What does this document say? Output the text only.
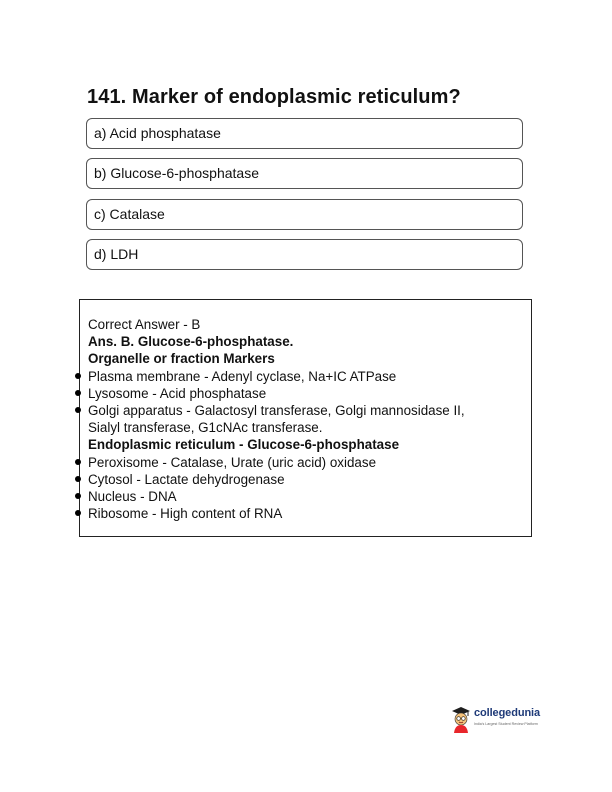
141. Marker of endoplasmic reticulum?
a) Acid phosphatase
b) Glucose-6-phosphatase
c) Catalase
d) LDH
Correct Answer - B
Ans. B. Glucose-6-phosphatase.
Organelle or fraction Markers
Plasma membrane - Adenyl cyclase, Na+IC ATPase
Lysosome - Acid phosphatase
Golgi apparatus - Galactosyl transferase, Golgi mannosidase II,
Sialyl transferase, G1cNAc transferase.
Endoplasmic reticulum - Glucose-6-phosphatase
Peroxisome - Catalase, Urate (uric acid) oxidase
Cytosol - Lactate dehydrogenase
Nucleus - DNA
Ribosome - High content of RNA
collegedunia
India's Largest Student Review Platform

Exercise instructions: Find each line in the records holding the string "reticulum" and show it.

In response:
141. Marker of endoplasmic reticulum?
Endoplasmic reticulum - Glucose-6-phosphatase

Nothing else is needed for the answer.